Element and coordinate data
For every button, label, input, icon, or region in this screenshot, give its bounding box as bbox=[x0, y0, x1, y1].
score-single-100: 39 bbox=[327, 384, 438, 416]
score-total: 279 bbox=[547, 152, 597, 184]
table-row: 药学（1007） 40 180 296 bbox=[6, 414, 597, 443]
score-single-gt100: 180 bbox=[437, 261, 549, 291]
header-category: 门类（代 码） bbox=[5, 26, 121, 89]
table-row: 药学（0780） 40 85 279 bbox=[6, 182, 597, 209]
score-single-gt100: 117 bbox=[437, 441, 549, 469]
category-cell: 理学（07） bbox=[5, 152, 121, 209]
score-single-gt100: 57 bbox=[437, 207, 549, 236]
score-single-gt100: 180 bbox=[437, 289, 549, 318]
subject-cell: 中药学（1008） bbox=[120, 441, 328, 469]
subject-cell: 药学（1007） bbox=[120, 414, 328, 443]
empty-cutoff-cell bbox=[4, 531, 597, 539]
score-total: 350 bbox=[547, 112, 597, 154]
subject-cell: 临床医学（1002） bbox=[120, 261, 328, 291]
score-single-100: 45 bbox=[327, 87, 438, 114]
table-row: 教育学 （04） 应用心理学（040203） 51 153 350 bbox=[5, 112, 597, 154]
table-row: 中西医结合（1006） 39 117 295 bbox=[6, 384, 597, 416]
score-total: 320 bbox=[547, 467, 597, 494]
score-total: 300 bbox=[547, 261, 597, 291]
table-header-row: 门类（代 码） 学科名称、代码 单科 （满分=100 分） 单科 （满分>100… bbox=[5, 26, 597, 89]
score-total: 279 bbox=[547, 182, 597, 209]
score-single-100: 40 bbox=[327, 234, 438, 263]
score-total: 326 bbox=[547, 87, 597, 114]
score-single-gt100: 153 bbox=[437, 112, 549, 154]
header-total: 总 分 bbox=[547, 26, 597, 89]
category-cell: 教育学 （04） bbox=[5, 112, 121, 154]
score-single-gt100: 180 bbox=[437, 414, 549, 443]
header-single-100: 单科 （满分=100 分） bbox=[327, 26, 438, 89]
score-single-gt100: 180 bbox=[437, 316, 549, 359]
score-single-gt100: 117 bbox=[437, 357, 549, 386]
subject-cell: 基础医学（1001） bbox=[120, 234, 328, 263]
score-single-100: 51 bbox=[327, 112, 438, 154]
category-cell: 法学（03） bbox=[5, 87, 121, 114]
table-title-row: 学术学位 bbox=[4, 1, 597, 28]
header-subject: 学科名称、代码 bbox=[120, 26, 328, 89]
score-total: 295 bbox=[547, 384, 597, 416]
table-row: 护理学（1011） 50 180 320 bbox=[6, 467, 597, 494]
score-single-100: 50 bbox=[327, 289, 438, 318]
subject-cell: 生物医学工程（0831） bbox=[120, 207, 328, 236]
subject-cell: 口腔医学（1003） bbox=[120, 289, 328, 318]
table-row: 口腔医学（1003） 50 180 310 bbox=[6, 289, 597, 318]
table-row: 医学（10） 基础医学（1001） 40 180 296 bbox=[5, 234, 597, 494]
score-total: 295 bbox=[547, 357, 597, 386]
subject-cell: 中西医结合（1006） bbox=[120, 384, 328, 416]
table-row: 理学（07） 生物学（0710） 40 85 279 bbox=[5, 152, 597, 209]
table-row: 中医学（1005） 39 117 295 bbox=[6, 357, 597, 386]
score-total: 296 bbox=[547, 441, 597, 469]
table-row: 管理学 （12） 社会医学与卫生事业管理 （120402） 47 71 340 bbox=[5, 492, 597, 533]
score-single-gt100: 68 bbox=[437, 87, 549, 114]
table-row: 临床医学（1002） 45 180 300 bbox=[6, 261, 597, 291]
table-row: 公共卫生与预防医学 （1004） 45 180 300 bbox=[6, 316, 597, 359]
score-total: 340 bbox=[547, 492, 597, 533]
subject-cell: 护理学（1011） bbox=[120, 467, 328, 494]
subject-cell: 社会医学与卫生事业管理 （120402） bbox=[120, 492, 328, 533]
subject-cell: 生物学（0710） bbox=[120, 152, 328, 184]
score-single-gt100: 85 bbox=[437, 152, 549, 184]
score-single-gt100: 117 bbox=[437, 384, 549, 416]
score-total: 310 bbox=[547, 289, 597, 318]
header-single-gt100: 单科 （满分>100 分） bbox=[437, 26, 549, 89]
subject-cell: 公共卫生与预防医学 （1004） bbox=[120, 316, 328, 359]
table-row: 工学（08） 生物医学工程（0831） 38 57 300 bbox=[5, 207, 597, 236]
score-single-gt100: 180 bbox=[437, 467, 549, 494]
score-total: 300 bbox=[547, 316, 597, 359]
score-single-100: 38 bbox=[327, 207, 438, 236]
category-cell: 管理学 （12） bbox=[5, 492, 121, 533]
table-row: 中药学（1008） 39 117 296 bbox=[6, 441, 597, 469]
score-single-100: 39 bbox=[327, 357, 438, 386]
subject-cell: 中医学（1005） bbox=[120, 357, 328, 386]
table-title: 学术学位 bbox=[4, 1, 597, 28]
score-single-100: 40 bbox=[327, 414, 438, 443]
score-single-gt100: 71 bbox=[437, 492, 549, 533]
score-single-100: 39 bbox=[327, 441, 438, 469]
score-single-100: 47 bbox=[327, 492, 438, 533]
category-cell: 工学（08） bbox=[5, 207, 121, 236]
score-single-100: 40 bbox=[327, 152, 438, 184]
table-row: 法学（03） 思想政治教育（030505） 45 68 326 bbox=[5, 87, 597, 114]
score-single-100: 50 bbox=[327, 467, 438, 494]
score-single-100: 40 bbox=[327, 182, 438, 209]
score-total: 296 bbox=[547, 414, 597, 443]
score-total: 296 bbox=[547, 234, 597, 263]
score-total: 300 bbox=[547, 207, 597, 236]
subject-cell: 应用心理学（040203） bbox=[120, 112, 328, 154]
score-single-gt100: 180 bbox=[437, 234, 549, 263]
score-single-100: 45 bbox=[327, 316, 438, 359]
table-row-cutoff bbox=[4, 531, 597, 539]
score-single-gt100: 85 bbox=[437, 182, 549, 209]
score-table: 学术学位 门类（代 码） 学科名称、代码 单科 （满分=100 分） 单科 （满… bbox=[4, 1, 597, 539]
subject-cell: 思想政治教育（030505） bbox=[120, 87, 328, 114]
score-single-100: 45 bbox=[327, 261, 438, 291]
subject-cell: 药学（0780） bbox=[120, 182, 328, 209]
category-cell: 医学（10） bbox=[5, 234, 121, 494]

_Exercise aim:_
Format the data as a numbered list, starting from the first line and running up to and including the line with "score-total: 295 bbox=[547, 357, 597, 386]". Skip any blank lines.

_Task result:_
1. For every button, label, input, icon, or region in this screenshot, give its bounding box as bbox=[x0, y0, x1, y1].
2. score-single-100: 39 bbox=[327, 384, 438, 416]
3. score-total: 279 bbox=[547, 152, 597, 184]
4. table-row: 药学（1007） 40 180 296 bbox=[6, 414, 597, 443]
5. score-single-gt100: 180 bbox=[437, 261, 549, 291]
6. header-category: 门类（代 码） bbox=[5, 26, 121, 89]
7. table-row: 药学（0780） 40 85 279 bbox=[6, 182, 597, 209]
8. score-single-gt100: 117 bbox=[437, 441, 549, 469]
9. category-cell: 理学（07） bbox=[5, 152, 121, 209]
10. score-single-gt100: 57 bbox=[437, 207, 549, 236]
11. score-single-gt100: 180 bbox=[437, 289, 549, 318]
12. subject-cell: 中药学（1008） bbox=[120, 441, 328, 469]
13. subject-cell: 药学（1007） bbox=[120, 414, 328, 443]
14. empty-cutoff-cell bbox=[4, 531, 597, 539]
15. score-total: 350 bbox=[547, 112, 597, 154]
16. subject-cell: 临床医学（1002） bbox=[120, 261, 328, 291]
17. score-single-100: 45 bbox=[327, 87, 438, 114]
18. table-row: 教育学 （04） 应用心理学（040203） 51 153 350 bbox=[5, 112, 597, 154]
19. table-row: 中西医结合（1006） 39 117 295 bbox=[6, 384, 597, 416]
20. score-total: 320 bbox=[547, 467, 597, 494]
21. score-total: 300 bbox=[547, 261, 597, 291]
22. table-header-row: 门类（代 码） 学科名称、代码 单科 （满分=100 分） 单科 （满分>100… bbox=[5, 26, 597, 89]
23. score-total: 279 bbox=[547, 182, 597, 209]
24. score-single-100: 40 bbox=[327, 234, 438, 263]
25. score-total: 326 bbox=[547, 87, 597, 114]
26. score-single-gt100: 153 bbox=[437, 112, 549, 154]
27. header-total: 总 分 bbox=[547, 26, 597, 89]
28. category-cell: 教育学 （04） bbox=[5, 112, 121, 154]
29. score-single-gt100: 180 bbox=[437, 414, 549, 443]
30. header-single-100: 单科 （满分=100 分） bbox=[327, 26, 438, 89]
31. score-single-gt100: 180 bbox=[437, 316, 549, 359]
32. score-single-gt100: 117 bbox=[437, 357, 549, 386]
33. subject-cell: 基础医学（1001） bbox=[120, 234, 328, 263]
34. score-single-100: 51 bbox=[327, 112, 438, 154]
35. category-cell: 法学（03） bbox=[5, 87, 121, 114]
36. table-title-row: 学术学位 bbox=[4, 1, 597, 28]
37. header-subject: 学科名称、代码 bbox=[120, 26, 328, 89]
38. score-total: 295 bbox=[547, 384, 597, 416]
39. table-row: 护理学（1011） 50 180 320 bbox=[6, 467, 597, 494]
40. score-single-100: 50 bbox=[327, 289, 438, 318]
41. subject-cell: 生物医学工程（0831） bbox=[120, 207, 328, 236]
42. subject-cell: 口腔医学（1003） bbox=[120, 289, 328, 318]
43. table-row: 口腔医学（1003） 50 180 310 bbox=[6, 289, 597, 318]
44. table-row: 医学（10） 基础医学（1001） 40 180 296 bbox=[5, 234, 597, 494]
45. score-total: 295 bbox=[547, 357, 597, 386]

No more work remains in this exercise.